* **Short problem**
Quote the listing in full, exactly as given, minus any pictures.

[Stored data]
━━━━━━━━━━━━━━━━━━━━

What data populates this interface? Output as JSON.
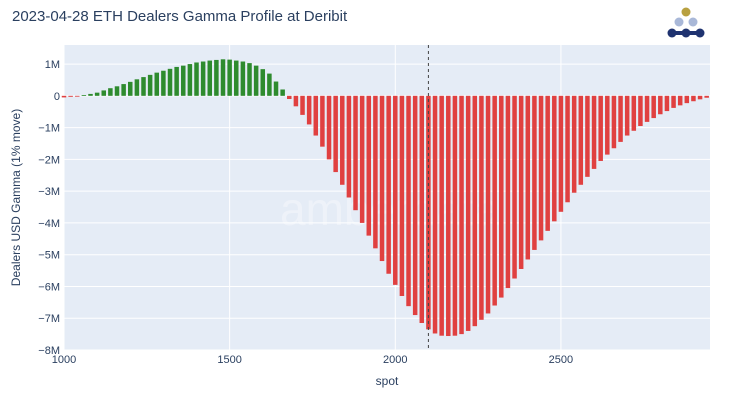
{
  "title": "2023-04-28 ETH Dealers Gamma Profile at Deribit",
  "watermark": "amberdata",
  "colors": {
    "plot_bg": "#e5ecf6",
    "grid": "#ffffff",
    "positive": "#2e8b2e",
    "negative": "#e04040",
    "spot_line": "#444444",
    "logo_dot_top": "#b8a040",
    "logo_mid": "#a9b8d8",
    "logo_bottom": "#1f3370"
  },
  "chart_data": {
    "type": "bar",
    "title": "2023-04-28 ETH Dealers Gamma Profile at Deribit",
    "xlabel": "spot",
    "ylabel": "Dealers USD Gamma (1% move)",
    "xlim": [
      1000,
      2950
    ],
    "ylim": [
      -8000000,
      1600000
    ],
    "grid": true,
    "spot_marker": 2100,
    "x_ticks": [
      {
        "value": 1000,
        "label": "1000"
      },
      {
        "value": 1500,
        "label": "1500"
      },
      {
        "value": 2000,
        "label": "2000"
      },
      {
        "value": 2500,
        "label": "2500"
      }
    ],
    "y_ticks": [
      {
        "value": 1000000,
        "label": "1M"
      },
      {
        "value": 0,
        "label": "0"
      },
      {
        "value": -1000000,
        "label": "−1M"
      },
      {
        "value": -2000000,
        "label": "−2M"
      },
      {
        "value": -3000000,
        "label": "−3M"
      },
      {
        "value": -4000000,
        "label": "−4M"
      },
      {
        "value": -5000000,
        "label": "−5M"
      },
      {
        "value": -6000000,
        "label": "−6M"
      },
      {
        "value": -7000000,
        "label": "−7M"
      },
      {
        "value": -8000000,
        "label": "−8M"
      }
    ],
    "bar_width": 16,
    "points": [
      {
        "x": 1000,
        "y": -50000
      },
      {
        "x": 1020,
        "y": -30000
      },
      {
        "x": 1040,
        "y": -10000
      },
      {
        "x": 1060,
        "y": 20000
      },
      {
        "x": 1080,
        "y": 60000
      },
      {
        "x": 1100,
        "y": 100000
      },
      {
        "x": 1120,
        "y": 170000
      },
      {
        "x": 1140,
        "y": 240000
      },
      {
        "x": 1160,
        "y": 300000
      },
      {
        "x": 1180,
        "y": 370000
      },
      {
        "x": 1200,
        "y": 440000
      },
      {
        "x": 1220,
        "y": 520000
      },
      {
        "x": 1240,
        "y": 590000
      },
      {
        "x": 1260,
        "y": 660000
      },
      {
        "x": 1280,
        "y": 730000
      },
      {
        "x": 1300,
        "y": 790000
      },
      {
        "x": 1320,
        "y": 850000
      },
      {
        "x": 1340,
        "y": 910000
      },
      {
        "x": 1360,
        "y": 950000
      },
      {
        "x": 1380,
        "y": 1000000
      },
      {
        "x": 1400,
        "y": 1050000
      },
      {
        "x": 1420,
        "y": 1080000
      },
      {
        "x": 1440,
        "y": 1110000
      },
      {
        "x": 1460,
        "y": 1130000
      },
      {
        "x": 1480,
        "y": 1150000
      },
      {
        "x": 1500,
        "y": 1140000
      },
      {
        "x": 1520,
        "y": 1110000
      },
      {
        "x": 1540,
        "y": 1080000
      },
      {
        "x": 1560,
        "y": 1030000
      },
      {
        "x": 1580,
        "y": 950000
      },
      {
        "x": 1600,
        "y": 840000
      },
      {
        "x": 1620,
        "y": 700000
      },
      {
        "x": 1640,
        "y": 450000
      },
      {
        "x": 1660,
        "y": 200000
      },
      {
        "x": 1680,
        "y": -100000
      },
      {
        "x": 1700,
        "y": -330000
      },
      {
        "x": 1720,
        "y": -600000
      },
      {
        "x": 1740,
        "y": -900000
      },
      {
        "x": 1760,
        "y": -1250000
      },
      {
        "x": 1780,
        "y": -1600000
      },
      {
        "x": 1800,
        "y": -2000000
      },
      {
        "x": 1820,
        "y": -2400000
      },
      {
        "x": 1840,
        "y": -2800000
      },
      {
        "x": 1860,
        "y": -3200000
      },
      {
        "x": 1880,
        "y": -3600000
      },
      {
        "x": 1900,
        "y": -4000000
      },
      {
        "x": 1920,
        "y": -4400000
      },
      {
        "x": 1940,
        "y": -4800000
      },
      {
        "x": 1960,
        "y": -5200000
      },
      {
        "x": 1980,
        "y": -5600000
      },
      {
        "x": 2000,
        "y": -5950000
      },
      {
        "x": 2020,
        "y": -6300000
      },
      {
        "x": 2040,
        "y": -6620000
      },
      {
        "x": 2060,
        "y": -6900000
      },
      {
        "x": 2080,
        "y": -7150000
      },
      {
        "x": 2100,
        "y": -7350000
      },
      {
        "x": 2120,
        "y": -7480000
      },
      {
        "x": 2140,
        "y": -7550000
      },
      {
        "x": 2160,
        "y": -7560000
      },
      {
        "x": 2180,
        "y": -7550000
      },
      {
        "x": 2200,
        "y": -7500000
      },
      {
        "x": 2220,
        "y": -7400000
      },
      {
        "x": 2240,
        "y": -7250000
      },
      {
        "x": 2260,
        "y": -7050000
      },
      {
        "x": 2280,
        "y": -6850000
      },
      {
        "x": 2300,
        "y": -6600000
      },
      {
        "x": 2320,
        "y": -6350000
      },
      {
        "x": 2340,
        "y": -6050000
      },
      {
        "x": 2360,
        "y": -5750000
      },
      {
        "x": 2380,
        "y": -5450000
      },
      {
        "x": 2400,
        "y": -5150000
      },
      {
        "x": 2420,
        "y": -4850000
      },
      {
        "x": 2440,
        "y": -4550000
      },
      {
        "x": 2460,
        "y": -4250000
      },
      {
        "x": 2480,
        "y": -3950000
      },
      {
        "x": 2500,
        "y": -3650000
      },
      {
        "x": 2520,
        "y": -3350000
      },
      {
        "x": 2540,
        "y": -3050000
      },
      {
        "x": 2560,
        "y": -2800000
      },
      {
        "x": 2580,
        "y": -2550000
      },
      {
        "x": 2600,
        "y": -2300000
      },
      {
        "x": 2620,
        "y": -2050000
      },
      {
        "x": 2640,
        "y": -1850000
      },
      {
        "x": 2660,
        "y": -1650000
      },
      {
        "x": 2680,
        "y": -1450000
      },
      {
        "x": 2700,
        "y": -1250000
      },
      {
        "x": 2720,
        "y": -1100000
      },
      {
        "x": 2740,
        "y": -950000
      },
      {
        "x": 2760,
        "y": -820000
      },
      {
        "x": 2780,
        "y": -700000
      },
      {
        "x": 2800,
        "y": -580000
      },
      {
        "x": 2820,
        "y": -480000
      },
      {
        "x": 2840,
        "y": -380000
      },
      {
        "x": 2860,
        "y": -300000
      },
      {
        "x": 2880,
        "y": -230000
      },
      {
        "x": 2900,
        "y": -170000
      },
      {
        "x": 2920,
        "y": -110000
      },
      {
        "x": 2940,
        "y": -60000
      }
    ]
  }
}
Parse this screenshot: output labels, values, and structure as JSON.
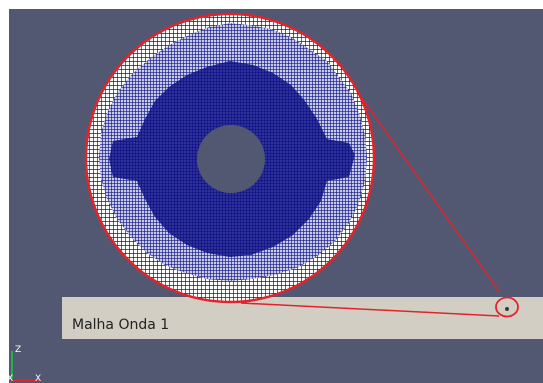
{
  "domain_label": "Malha Onda 1",
  "axes": {
    "y_label": "Z",
    "x_label": "X"
  },
  "colors": {
    "background": "#535872",
    "domain": "#d2cec4",
    "mesh": "#13178a",
    "mesh_dense": "#0b0f85",
    "hole": "#535872",
    "zoom_outline": "#e2232a",
    "axis_y": "#22b14c",
    "axis_x": "#e2232a"
  },
  "icons": [
    "zoom-magnifier-circle",
    "mesh-hole",
    "zoom-marker-circle",
    "orientation-axes"
  ]
}
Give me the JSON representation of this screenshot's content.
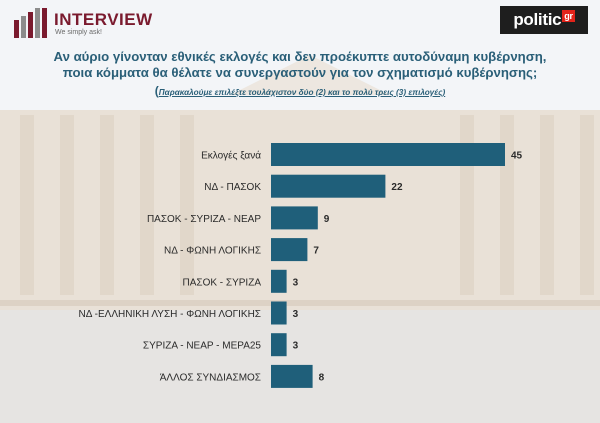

━━━━━━━━━━━━━━━━━━━━

* **Complete output**
What data populates this interface? Output as JSON.
{
  "title": "2023-04-28 ETH Dealers Gamma Profile at Deribit",
  "watermark": "amberdata",
  "colors": {
    "plot_bg": "#e5ecf6",
    "grid": "#ffffff",
    "positive": "#2e8b2e",
    "negative": "#e04040",
    "spot_line": "#444444",
    "logo_dot_top": "#b8a040",
    "logo_mid": "#a9b8d8",
    "logo_bottom": "#1f3370"
  },
  "chart_data": {
    "type": "bar",
    "title": "2023-04-28 ETH Dealers Gamma Profile at Deribit",
    "xlabel": "spot",
    "ylabel": "Dealers USD Gamma (1% move)",
    "xlim": [
      1000,
      2950
    ],
    "ylim": [
      -8000000,
      1600000
    ],
    "grid": true,
    "spot_marker": 2100,
    "x_ticks": [
      {
        "value": 1000,
        "label": "1000"
      },
      {
        "value": 1500,
        "label": "1500"
      },
      {
        "value": 2000,
        "label": "2000"
      },
      {
        "value": 2500,
        "label": "2500"
      }
    ],
    "y_ticks": [
      {
        "value": 1000000,
        "label": "1M"
      },
      {
        "value": 0,
        "label": "0"
      },
      {
        "value": -1000000,
        "label": "−1M"
      },
      {
        "value": -2000000,
        "label": "−2M"
      },
      {
        "value": -3000000,
        "label": "−3M"
      },
      {
        "value": -4000000,
        "label": "−4M"
      },
      {
        "value": -5000000,
        "label": "−5M"
      },
      {
        "value": -6000000,
        "label": "−6M"
      },
      {
        "value": -7000000,
        "label": "−7M"
      },
      {
        "value": -8000000,
        "label": "−8M"
      }
    ],
    "bar_width": 16,
    "points": [
      {
        "x": 1000,
        "y": -50000
      },
      {
        "x": 1020,
        "y": -30000
      },
      {
        "x": 1040,
        "y": -10000
      },
      {
        "x": 1060,
        "y": 20000
      },
      {
        "x": 1080,
        "y": 60000
      },
      {
        "x": 1100,
        "y": 100000
      },
      {
        "x": 1120,
        "y": 170000
      },
      {
        "x": 1140,
        "y": 240000
      },
      {
        "x": 1160,
        "y": 300000
      },
      {
        "x": 1180,
        "y": 370000
      },
      {
        "x": 1200,
        "y": 440000
      },
      {
        "x": 1220,
        "y": 520000
      },
      {
        "x": 1240,
        "y": 590000
      },
      {
        "x": 1260,
        "y": 660000
      },
      {
        "x": 1280,
        "y": 730000
      },
      {
        "x": 1300,
        "y": 790000
      },
      {
        "x": 1320,
        "y": 850000
      },
      {
        "x": 1340,
        "y": 910000
      },
      {
        "x": 1360,
        "y": 950000
      },
      {
        "x": 1380,
        "y": 1000000
      },
      {
        "x": 1400,
        "y": 1050000
      },
      {
        "x": 1420,
        "y": 1080000
      },
      {
        "x": 1440,
        "y": 1110000
      },
      {
        "x": 1460,
        "y": 1130000
      },
      {
        "x": 1480,
        "y": 1150000
      },
      {
        "x": 1500,
        "y": 1140000
      },
      {
        "x": 1520,
        "y": 1110000
      },
      {
        "x": 1540,
        "y": 1080000
      },
      {
        "x": 1560,
        "y": 1030000
      },
      {
        "x": 1580,
        "y": 950000
      },
      {
        "x": 1600,
        "y": 840000
      },
      {
        "x": 1620,
        "y": 700000
      },
      {
        "x": 1640,
        "y": 450000
      },
      {
        "x": 1660,
        "y": 200000
      },
      {
        "x": 1680,
        "y": -100000
      },
      {
        "x": 1700,
        "y": -330000
      },
      {
        "x": 1720,
        "y": -600000
      },
      {
        "x": 1740,
        "y": -900000
      },
      {
        "x": 1760,
        "y": -1250000
      },
      {
        "x": 1780,
        "y": -1600000
      },
      {
        "x": 1800,
        "y": -2000000
      },
      {
        "x": 1820,
        "y": -2400000
      },
      {
        "x": 1840,
        "y": -2800000
      },
      {
        "x": 1860,
        "y": -3200000
      },
      {
        "x": 1880,
        "y": -3600000
      },
      {
        "x": 1900,
        "y": -4000000
      },
      {
        "x": 1920,
        "y": -4400000
      },
      {
        "x": 1940,
        "y": -4800000
      },
      {
        "x": 1960,
        "y": -5200000
      },
      {
        "x": 1980,
        "y": -5600000
      },
      {
        "x": 2000,
        "y": -5950000
      },
      {
        "x": 2020,
        "y": -6300000
      },
      {
        "x": 2040,
        "y": -6620000
      },
      {
        "x": 2060,
        "y": -6900000
      },
      {
        "x": 2080,
        "y": -7150000
      },
      {
        "x": 2100,
        "y": -7350000
      },
      {
        "x": 2120,
        "y": -7480000
      },
      {
        "x": 2140,
        "y": -7550000
      },
      {
        "x": 2160,
        "y": -7560000
      },
      {
        "x": 2180,
        "y": -7550000
      },
      {
        "x": 2200,
        "y": -7500000
      },
      {
        "x": 2220,
        "y": -7400000
      },
      {
        "x": 2240,
        "y": -7250000
      },
      {
        "x": 2260,
        "y": -7050000
      },
      {
        "x": 2280,
        "y": -6850000
      },
      {
        "x": 2300,
        "y": -6600000
      },
      {
        "x": 2320,
        "y": -6350000
      },
      {
        "x": 2340,
        "y": -6050000
      },
      {
        "x": 2360,
        "y": -5750000
      },
      {
        "x": 2380,
        "y": -5450000
      },
      {
        "x": 2400,
        "y": -5150000
      },
      {
        "x": 2420,
        "y": -4850000
      },
      {
        "x": 2440,
        "y": -4550000
      },
      {
        "x": 2460,
        "y": -4250000
      },
      {
        "x": 2480,
        "y": -3950000
      },
      {
        "x": 2500,
        "y": -3650000
      },
      {
        "x": 2520,
        "y": -3350000
      },
      {
        "x": 2540,
        "y": -3050000
      },
      {
        "x": 2560,
        "y": -2800000
      },
      {
        "x": 2580,
        "y": -2550000
      },
      {
        "x": 2600,
        "y": -2300000
      },
      {
        "x": 2620,
        "y": -2050000
      },
      {
        "x": 2640,
        "y": -1850000
      },
      {
        "x": 2660,
        "y": -1650000
      },
      {
        "x": 2680,
        "y": -1450000
      },
      {
        "x": 2700,
        "y": -1250000
      },
      {
        "x": 2720,
        "y": -1100000
      },
      {
        "x": 2740,
        "y": -950000
      },
      {
        "x": 2760,
        "y": -820000
      },
      {
        "x": 2780,
        "y": -700000
      },
      {
        "x": 2800,
        "y": -580000
      },
      {
        "x": 2820,
        "y": -480000
      },
      {
        "x": 2840,
        "y": -380000
      },
      {
        "x": 2860,
        "y": -300000
      },
      {
        "x": 2880,
        "y": -230000
      },
      {
        "x": 2900,
        "y": -170000
      },
      {
        "x": 2920,
        "y": -110000
      },
      {
        "x": 2940,
        "y": -60000
      }
    ]
  }
}
Parse this screenshot: output labels, values, and structure as JSON.
{
  "domain_label": "Malha Onda 1",
  "axes": {
    "y_label": "Z",
    "x_label": "X"
  },
  "colors": {
    "background": "#535872",
    "domain": "#d2cec4",
    "mesh": "#13178a",
    "mesh_dense": "#0b0f85",
    "hole": "#535872",
    "zoom_outline": "#e2232a",
    "axis_y": "#22b14c",
    "axis_x": "#e2232a"
  },
  "icons": [
    "zoom-magnifier-circle",
    "mesh-hole",
    "zoom-marker-circle",
    "orientation-axes"
  ]
}
Give me the JSON representation of this screenshot's content.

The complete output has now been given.